--- START OF Record list ---

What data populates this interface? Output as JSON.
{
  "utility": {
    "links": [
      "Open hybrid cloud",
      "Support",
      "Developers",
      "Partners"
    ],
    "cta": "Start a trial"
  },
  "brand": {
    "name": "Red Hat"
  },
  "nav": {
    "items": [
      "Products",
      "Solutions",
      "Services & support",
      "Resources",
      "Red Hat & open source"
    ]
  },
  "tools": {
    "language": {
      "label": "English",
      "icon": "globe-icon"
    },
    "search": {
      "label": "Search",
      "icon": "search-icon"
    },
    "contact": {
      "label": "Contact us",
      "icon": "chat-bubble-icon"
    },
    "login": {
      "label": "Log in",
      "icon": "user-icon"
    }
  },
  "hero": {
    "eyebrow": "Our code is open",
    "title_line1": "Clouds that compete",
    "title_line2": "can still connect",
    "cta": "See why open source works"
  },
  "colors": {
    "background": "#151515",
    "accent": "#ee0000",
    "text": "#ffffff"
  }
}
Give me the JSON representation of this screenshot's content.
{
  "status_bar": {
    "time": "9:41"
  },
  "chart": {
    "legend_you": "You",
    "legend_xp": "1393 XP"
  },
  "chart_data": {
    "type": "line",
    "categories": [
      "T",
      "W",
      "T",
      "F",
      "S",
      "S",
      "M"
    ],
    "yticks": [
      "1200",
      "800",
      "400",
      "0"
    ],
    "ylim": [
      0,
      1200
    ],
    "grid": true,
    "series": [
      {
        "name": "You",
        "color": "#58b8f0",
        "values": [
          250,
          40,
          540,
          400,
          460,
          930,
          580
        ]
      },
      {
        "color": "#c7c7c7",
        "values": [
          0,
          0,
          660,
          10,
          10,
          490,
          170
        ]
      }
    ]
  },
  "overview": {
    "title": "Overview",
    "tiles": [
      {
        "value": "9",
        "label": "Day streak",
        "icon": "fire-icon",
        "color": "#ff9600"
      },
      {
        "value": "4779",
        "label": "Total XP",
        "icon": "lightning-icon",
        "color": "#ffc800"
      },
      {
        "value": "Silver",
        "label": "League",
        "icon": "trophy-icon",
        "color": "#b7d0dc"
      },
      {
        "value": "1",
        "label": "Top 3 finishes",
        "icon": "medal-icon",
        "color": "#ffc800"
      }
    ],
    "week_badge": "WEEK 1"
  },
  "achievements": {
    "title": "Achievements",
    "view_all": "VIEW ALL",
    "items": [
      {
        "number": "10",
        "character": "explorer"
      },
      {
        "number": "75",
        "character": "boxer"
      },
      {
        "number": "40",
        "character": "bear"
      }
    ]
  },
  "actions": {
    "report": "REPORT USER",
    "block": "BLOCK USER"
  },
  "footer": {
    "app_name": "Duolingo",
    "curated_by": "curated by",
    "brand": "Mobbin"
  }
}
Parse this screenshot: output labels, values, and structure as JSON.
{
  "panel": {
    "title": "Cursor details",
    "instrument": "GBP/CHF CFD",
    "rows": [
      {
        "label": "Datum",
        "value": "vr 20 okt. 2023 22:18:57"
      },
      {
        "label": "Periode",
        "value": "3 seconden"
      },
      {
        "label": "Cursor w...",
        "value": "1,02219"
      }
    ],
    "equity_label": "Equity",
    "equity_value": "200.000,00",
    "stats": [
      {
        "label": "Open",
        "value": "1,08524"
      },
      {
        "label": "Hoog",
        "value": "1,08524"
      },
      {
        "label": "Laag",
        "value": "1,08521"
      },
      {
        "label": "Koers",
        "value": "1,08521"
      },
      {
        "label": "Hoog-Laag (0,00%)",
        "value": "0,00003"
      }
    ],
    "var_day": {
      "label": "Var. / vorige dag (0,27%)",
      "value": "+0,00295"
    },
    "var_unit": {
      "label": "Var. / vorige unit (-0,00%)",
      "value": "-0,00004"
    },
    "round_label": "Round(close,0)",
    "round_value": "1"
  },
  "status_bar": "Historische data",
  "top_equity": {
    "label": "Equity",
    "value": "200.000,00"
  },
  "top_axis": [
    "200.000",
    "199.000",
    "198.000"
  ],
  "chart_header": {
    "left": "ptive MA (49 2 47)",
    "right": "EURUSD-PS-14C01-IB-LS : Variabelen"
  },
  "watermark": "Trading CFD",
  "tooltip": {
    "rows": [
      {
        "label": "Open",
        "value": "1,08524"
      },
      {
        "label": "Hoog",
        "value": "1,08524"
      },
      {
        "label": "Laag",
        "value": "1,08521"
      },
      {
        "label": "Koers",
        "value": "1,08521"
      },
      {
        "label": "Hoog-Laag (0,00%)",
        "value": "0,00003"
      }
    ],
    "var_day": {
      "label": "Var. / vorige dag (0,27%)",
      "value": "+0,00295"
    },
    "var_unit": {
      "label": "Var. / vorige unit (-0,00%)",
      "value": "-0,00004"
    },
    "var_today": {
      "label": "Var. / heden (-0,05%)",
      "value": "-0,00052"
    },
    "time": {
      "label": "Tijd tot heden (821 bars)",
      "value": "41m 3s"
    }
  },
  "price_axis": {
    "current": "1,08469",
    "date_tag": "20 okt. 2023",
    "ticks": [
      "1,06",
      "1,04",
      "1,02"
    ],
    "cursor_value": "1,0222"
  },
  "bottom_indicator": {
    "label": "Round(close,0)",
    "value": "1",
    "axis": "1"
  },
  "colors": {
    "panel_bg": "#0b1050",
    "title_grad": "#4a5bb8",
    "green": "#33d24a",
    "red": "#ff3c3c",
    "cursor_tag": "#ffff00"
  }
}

--- END OF Record list ---

### Requirements
Please restate the data word for word, every record included.

### Correct result
What data populates this interface? Output as JSON.
{
  "utility": {
    "links": [
      "Open hybrid cloud",
      "Support",
      "Developers",
      "Partners"
    ],
    "cta": "Start a trial"
  },
  "brand": {
    "name": "Red Hat"
  },
  "nav": {
    "items": [
      "Products",
      "Solutions",
      "Services & support",
      "Resources",
      "Red Hat & open source"
    ]
  },
  "tools": {
    "language": {
      "label": "English",
      "icon": "globe-icon"
    },
    "search": {
      "label": "Search",
      "icon": "search-icon"
    },
    "contact": {
      "label": "Contact us",
      "icon": "chat-bubble-icon"
    },
    "login": {
      "label": "Log in",
      "icon": "user-icon"
    }
  },
  "hero": {
    "eyebrow": "Our code is open",
    "title_line1": "Clouds that compete",
    "title_line2": "can still connect",
    "cta": "See why open source works"
  },
  "colors": {
    "background": "#151515",
    "accent": "#ee0000",
    "text": "#ffffff"
  }
}
Give me the JSON representation of this screenshot's content.
{
  "status_bar": {
    "time": "9:41"
  },
  "chart": {
    "legend_you": "You",
    "legend_xp": "1393 XP"
  },
  "chart_data": {
    "type": "line",
    "categories": [
      "T",
      "W",
      "T",
      "F",
      "S",
      "S",
      "M"
    ],
    "yticks": [
      "1200",
      "800",
      "400",
      "0"
    ],
    "ylim": [
      0,
      1200
    ],
    "grid": true,
    "series": [
      {
        "name": "You",
        "color": "#58b8f0",
        "values": [
          250,
          40,
          540,
          400,
          460,
          930,
          580
        ]
      },
      {
        "color": "#c7c7c7",
        "values": [
          0,
          0,
          660,
          10,
          10,
          490,
          170
        ]
      }
    ]
  },
  "overview": {
    "title": "Overview",
    "tiles": [
      {
        "value": "9",
        "label": "Day streak",
        "icon": "fire-icon",
        "color": "#ff9600"
      },
      {
        "value": "4779",
        "label": "Total XP",
        "icon": "lightning-icon",
        "color": "#ffc800"
      },
      {
        "value": "Silver",
        "label": "League",
        "icon": "trophy-icon",
        "color": "#b7d0dc"
      },
      {
        "value": "1",
        "label": "Top 3 finishes",
        "icon": "medal-icon",
        "color": "#ffc800"
      }
    ],
    "week_badge": "WEEK 1"
  },
  "achievements": {
    "title": "Achievements",
    "view_all": "VIEW ALL",
    "items": [
      {
        "number": "10",
        "character": "explorer"
      },
      {
        "number": "75",
        "character": "boxer"
      },
      {
        "number": "40",
        "character": "bear"
      }
    ]
  },
  "actions": {
    "report": "REPORT USER",
    "block": "BLOCK USER"
  },
  "footer": {
    "app_name": "Duolingo",
    "curated_by": "curated by",
    "brand": "Mobbin"
  }
}
Parse this screenshot: output labels, values, and structure as JSON.
{
  "panel": {
    "title": "Cursor details",
    "instrument": "GBP/CHF CFD",
    "rows": [
      {
        "label": "Datum",
        "value": "vr 20 okt. 2023 22:18:57"
      },
      {
        "label": "Periode",
        "value": "3 seconden"
      },
      {
        "label": "Cursor w...",
        "value": "1,02219"
      }
    ],
    "equity_label": "Equity",
    "equity_value": "200.000,00",
    "stats": [
      {
        "label": "Open",
        "value": "1,08524"
      },
      {
        "label": "Hoog",
        "value": "1,08524"
      },
      {
        "label": "Laag",
        "value": "1,08521"
      },
      {
        "label": "Koers",
        "value": "1,08521"
      },
      {
        "label": "Hoog-Laag (0,00%)",
        "value": "0,00003"
      }
    ],
    "var_day": {
      "label": "Var. / vorige dag (0,27%)",
      "value": "+0,00295"
    },
    "var_unit": {
      "label": "Var. / vorige unit (-0,00%)",
      "value": "-0,00004"
    },
    "round_label": "Round(close,0)",
    "round_value": "1"
  },
  "status_bar": "Historische data",
  "top_equity": {
    "label": "Equity",
    "value": "200.000,00"
  },
  "top_axis": [
    "200.000",
    "199.000",
    "198.000"
  ],
  "chart_header": {
    "left": "ptive MA (49 2 47)",
    "right": "EURUSD-PS-14C01-IB-LS : Variabelen"
  },
  "watermark": "Trading CFD",
  "tooltip": {
    "rows": [
      {
        "label": "Open",
        "value": "1,08524"
      },
      {
        "label": "Hoog",
        "value": "1,08524"
      },
      {
        "label": "Laag",
        "value": "1,08521"
      },
      {
        "label": "Koers",
        "value": "1,08521"
      },
      {
        "label": "Hoog-Laag (0,00%)",
        "value": "0,00003"
      }
    ],
    "var_day": {
      "label": "Var. / vorige dag (0,27%)",
      "value": "+0,00295"
    },
    "var_unit": {
      "label": "Var. / vorige unit (-0,00%)",
      "value": "-0,00004"
    },
    "var_today": {
      "label": "Var. / heden (-0,05%)",
      "value": "-0,00052"
    },
    "time": {
      "label": "Tijd tot heden (821 bars)",
      "value": "41m 3s"
    }
  },
  "price_axis": {
    "current": "1,08469",
    "date_tag": "20 okt. 2023",
    "ticks": [
      "1,06",
      "1,04",
      "1,02"
    ],
    "cursor_value": "1,0222"
  },
  "bottom_indicator": {
    "label": "Round(close,0)",
    "value": "1",
    "axis": "1"
  },
  "colors": {
    "panel_bg": "#0b1050",
    "title_grad": "#4a5bb8",
    "green": "#33d24a",
    "red": "#ff3c3c",
    "cursor_tag": "#ffff00"
  }
}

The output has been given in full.